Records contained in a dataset
━━━━━━━━━━━━━━━━━━━━━━━━━━━━━━
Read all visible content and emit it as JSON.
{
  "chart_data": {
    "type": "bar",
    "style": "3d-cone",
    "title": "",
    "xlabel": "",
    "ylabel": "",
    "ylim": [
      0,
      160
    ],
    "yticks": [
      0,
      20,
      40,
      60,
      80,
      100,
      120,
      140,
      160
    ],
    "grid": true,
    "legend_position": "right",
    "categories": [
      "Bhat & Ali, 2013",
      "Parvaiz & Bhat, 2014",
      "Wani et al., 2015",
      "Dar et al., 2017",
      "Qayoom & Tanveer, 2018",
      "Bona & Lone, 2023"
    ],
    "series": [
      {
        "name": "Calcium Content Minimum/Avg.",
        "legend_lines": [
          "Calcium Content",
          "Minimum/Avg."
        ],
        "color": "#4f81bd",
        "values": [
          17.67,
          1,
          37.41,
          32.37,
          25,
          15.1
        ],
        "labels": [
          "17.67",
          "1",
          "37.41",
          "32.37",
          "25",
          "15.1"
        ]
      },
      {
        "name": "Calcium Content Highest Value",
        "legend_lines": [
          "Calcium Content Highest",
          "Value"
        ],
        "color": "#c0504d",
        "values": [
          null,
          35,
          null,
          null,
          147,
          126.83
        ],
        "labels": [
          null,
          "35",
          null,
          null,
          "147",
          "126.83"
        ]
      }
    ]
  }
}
━━━━━━━━━━━━━━━━━━━━━━━━━━━━━━
### Goal
Set down the entries above again, word for word.

### Output for this task
Read all visible content and emit it as JSON.
{
  "chart_data": {
    "type": "bar",
    "style": "3d-cone",
    "title": "",
    "xlabel": "",
    "ylabel": "",
    "ylim": [
      0,
      160
    ],
    "yticks": [
      0,
      20,
      40,
      60,
      80,
      100,
      120,
      140,
      160
    ],
    "grid": true,
    "legend_position": "right",
    "categories": [
      "Bhat & Ali, 2013",
      "Parvaiz & Bhat, 2014",
      "Wani et al., 2015",
      "Dar et al., 2017",
      "Qayoom & Tanveer, 2018",
      "Bona & Lone, 2023"
    ],
    "series": [
      {
        "name": "Calcium Content Minimum/Avg.",
        "legend_lines": [
          "Calcium Content",
          "Minimum/Avg."
        ],
        "color": "#4f81bd",
        "values": [
          17.67,
          1,
          37.41,
          32.37,
          25,
          15.1
        ],
        "labels": [
          "17.67",
          "1",
          "37.41",
          "32.37",
          "25",
          "15.1"
        ]
      },
      {
        "name": "Calcium Content Highest Value",
        "legend_lines": [
          "Calcium Content Highest",
          "Value"
        ],
        "color": "#c0504d",
        "values": [
          null,
          35,
          null,
          null,
          147,
          126.83
        ],
        "labels": [
          null,
          "35",
          null,
          null,
          "147",
          "126.83"
        ]
      }
    ]
  }
}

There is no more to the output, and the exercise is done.